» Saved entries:

_ _ _

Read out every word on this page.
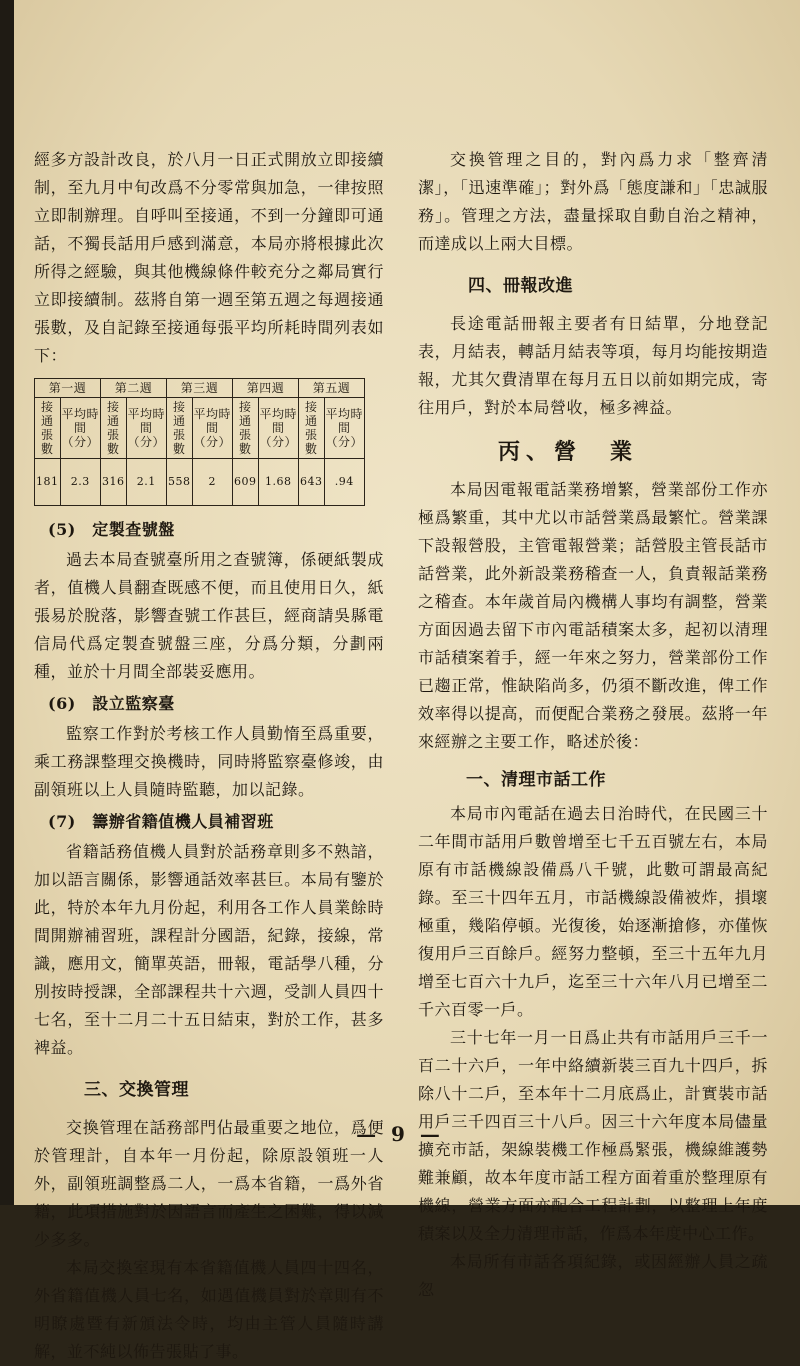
經多方設計改良，於八月一日正式開放立即接續制，至九月中旬改爲不分零常與加急，一律按照立即制辦理。自呼叫至接通，不到一分鐘即可通話，不獨長話用戶感到滿意，本局亦將根據此次所得之經驗，與其他機線條件較充分之鄰局實行立即接續制。茲將自第一週至第五週之每週接通張數，及自記錄至接通每張平均所耗時間列表如下：

第一週		第二週		第三週		第四週		第五週	
接通張數	平均時間（分）	接通張數	平均時間（分）	接通張數	平均時間（分）	接通張數	平均時間（分）	接通張數	平均時間（分）
181	2.3	316	2.1	558	2	609	1.68	643	.94
(5)　定製查號盤

過去本局查號臺所用之查號簿，係硬紙製成者，值機人員翻查既感不便，而且使用日久，紙張易於脫落，影響查號工作甚巨，經商請吳縣電信局代爲定製查號盤三座，分爲分類，分劃兩種，並於十月間全部裝妥應用。

(6)　設立監察臺

監察工作對於考核工作人員勤惰至爲重要，乘工務課整理交換機時，同時將監察臺修竣，由副領班以上人員隨時監聽，加以記錄。

(7)　籌辦省籍值機人員補習班

省籍話務值機人員對於話務章則多不熟諳，加以語言關係，影響通話效率甚巨。本局有鑒於此，特於本年九月份起，利用各工作人員業餘時間開辦補習班，課程計分國語，紀錄，接線，常識，應用文，簡單英語，冊報，電話學八種，分別按時授課，全部課程共十六週，受訓人員四十七名，至十二月二十五日結束，對於工作，甚多裨益。

三、交換管理

交換管理在話務部門佔最重要之地位，爲便於管理計，自本年一月份起，除原設領班一人外，副領班調整爲二人，一爲本省籍，一爲外省籍，此項措施對於因語言而產生之困難，得以減少多多。

本局交換室現有本省籍值機人員四十四名，外省籍值機人員七名，如遇值機員對於章則有不明瞭處暨有新頒法令時，均由主管人員隨時講解，並不純以佈告張貼了事。

交換管理之目的，對內爲力求「整齊清潔」，「迅速準確」；對外爲「態度謙和」「忠誠服務」。管理之方法，盡量採取自動自治之精神，而達成以上兩大目標。

四、冊報改進

長途電話冊報主要者有日結單，分地登記表，月結表，轉話月結表等項，每月均能按期造報，尤其欠費清單在每月五日以前如期完成，寄往用戶，對於本局營收，極多裨益。

丙、營　業

本局因電報電話業務增繁，營業部份工作亦極爲繁重，其中尤以市話營業爲最繁忙。營業課下設報營股，主管電報營業；話營股主管長話市話營業，此外新設業務稽查一人，負責報話業務之稽查。本年歲首局內機構人事均有調整，營業方面因過去留下市內電話積案太多，起初以清理市話積案着手，經一年來之努力，營業部份工作已趨正常，惟缺陷尚多，仍須不斷改進，俾工作效率得以提高，而便配合業務之發展。茲將一年來經辦之主要工作，略述於後：

一、清理市話工作

本局市內電話在過去日治時代，在民國三十二年間市話用戶數曾增至七千五百號左右，本局原有市話機線設備爲八千號，此數可謂最高紀錄。至三十四年五月，市話機線設備被炸，損壞極重，幾陷停頓。光復後，始逐漸搶修，亦僅恢復用戶三百餘戶。經努力整頓，至三十五年九月增至七百六十九戶，迄至三十六年八月已增至二千六百零一戶。

三十七年一月一日爲止共有市話用戶三千一百二十六戶，一年中絡續新裝三百九十四戶，拆除八十二戶，至本年十二月底爲止，計實裝市話用戶三千四百三十八戶。因三十六年度本局儘量擴充市話，架線裝機工作極爲緊張，機線維護勢難兼顧，故本年度市話工程方面着重於整理原有機線，營業方面亦配合工程計劃，以整理上年度積案以及全力清理市話，作爲本年度中心工作。

本局所有市話各項紀錄，或因經辦人員之疏忽

— 9 —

_ _ _

» Short exercise: Return the material word for word. Pictures are not part of the copy.

» Exercise result:
Read out every word on this page.
經多方設計改良，於八月一日正式開放立即接續制，至九月中旬改爲不分零常與加急，一律按照立即制辦理。自呼叫至接通，不到一分鐘即可通話，不獨長話用戶感到滿意，本局亦將根據此次所得之經驗，與其他機線條件較充分之鄰局實行立即接續制。茲將自第一週至第五週之每週接通張數，及自記錄至接通每張平均所耗時間列表如下：

第一週		第二週		第三週		第四週		第五週	
接通張數	平均時間（分）	接通張數	平均時間（分）	接通張數	平均時間（分）	接通張數	平均時間（分）	接通張數	平均時間（分）
181	2.3	316	2.1	558	2	609	1.68	643	.94
(5)　定製查號盤

過去本局查號臺所用之查號簿，係硬紙製成者，值機人員翻查既感不便，而且使用日久，紙張易於脫落，影響查號工作甚巨，經商請吳縣電信局代爲定製查號盤三座，分爲分類，分劃兩種，並於十月間全部裝妥應用。

(6)　設立監察臺

監察工作對於考核工作人員勤惰至爲重要，乘工務課整理交換機時，同時將監察臺修竣，由副領班以上人員隨時監聽，加以記錄。

(7)　籌辦省籍值機人員補習班

省籍話務值機人員對於話務章則多不熟諳，加以語言關係，影響通話效率甚巨。本局有鑒於此，特於本年九月份起，利用各工作人員業餘時間開辦補習班，課程計分國語，紀錄，接線，常識，應用文，簡單英語，冊報，電話學八種，分別按時授課，全部課程共十六週，受訓人員四十七名，至十二月二十五日結束，對於工作，甚多裨益。

三、交換管理

交換管理在話務部門佔最重要之地位，爲便於管理計，自本年一月份起，除原設領班一人外，副領班調整爲二人，一爲本省籍，一爲外省籍，此項措施對於因語言而產生之困難，得以減少多多。

本局交換室現有本省籍值機人員四十四名，外省籍值機人員七名，如遇值機員對於章則有不明瞭處暨有新頒法令時，均由主管人員隨時講解，並不純以佈告張貼了事。

交換管理之目的，對內爲力求「整齊清潔」，「迅速準確」；對外爲「態度謙和」「忠誠服務」。管理之方法，盡量採取自動自治之精神，而達成以上兩大目標。

四、冊報改進

長途電話冊報主要者有日結單，分地登記表，月結表，轉話月結表等項，每月均能按期造報，尤其欠費清單在每月五日以前如期完成，寄往用戶，對於本局營收，極多裨益。

丙、營　業

本局因電報電話業務增繁，營業部份工作亦極爲繁重，其中尤以市話營業爲最繁忙。營業課下設報營股，主管電報營業；話營股主管長話市話營業，此外新設業務稽查一人，負責報話業務之稽查。本年歲首局內機構人事均有調整，營業方面因過去留下市內電話積案太多，起初以清理市話積案着手，經一年來之努力，營業部份工作已趨正常，惟缺陷尚多，仍須不斷改進，俾工作效率得以提高，而便配合業務之發展。茲將一年來經辦之主要工作，略述於後：

一、清理市話工作

本局市內電話在過去日治時代，在民國三十二年間市話用戶數曾增至七千五百號左右，本局原有市話機線設備爲八千號，此數可謂最高紀錄。至三十四年五月，市話機線設備被炸，損壞極重，幾陷停頓。光復後，始逐漸搶修，亦僅恢復用戶三百餘戶。經努力整頓，至三十五年九月增至七百六十九戶，迄至三十六年八月已增至二千六百零一戶。

三十七年一月一日爲止共有市話用戶三千一百二十六戶，一年中絡續新裝三百九十四戶，拆除八十二戶，至本年十二月底爲止，計實裝市話用戶三千四百三十八戶。因三十六年度本局儘量擴充市話，架線裝機工作極爲緊張，機線維護勢難兼顧，故本年度市話工程方面着重於整理原有機線，營業方面亦配合工程計劃，以整理上年度積案以及全力清理市話，作爲本年度中心工作。

本局所有市話各項紀錄，或因經辦人員之疏忽

— 9 —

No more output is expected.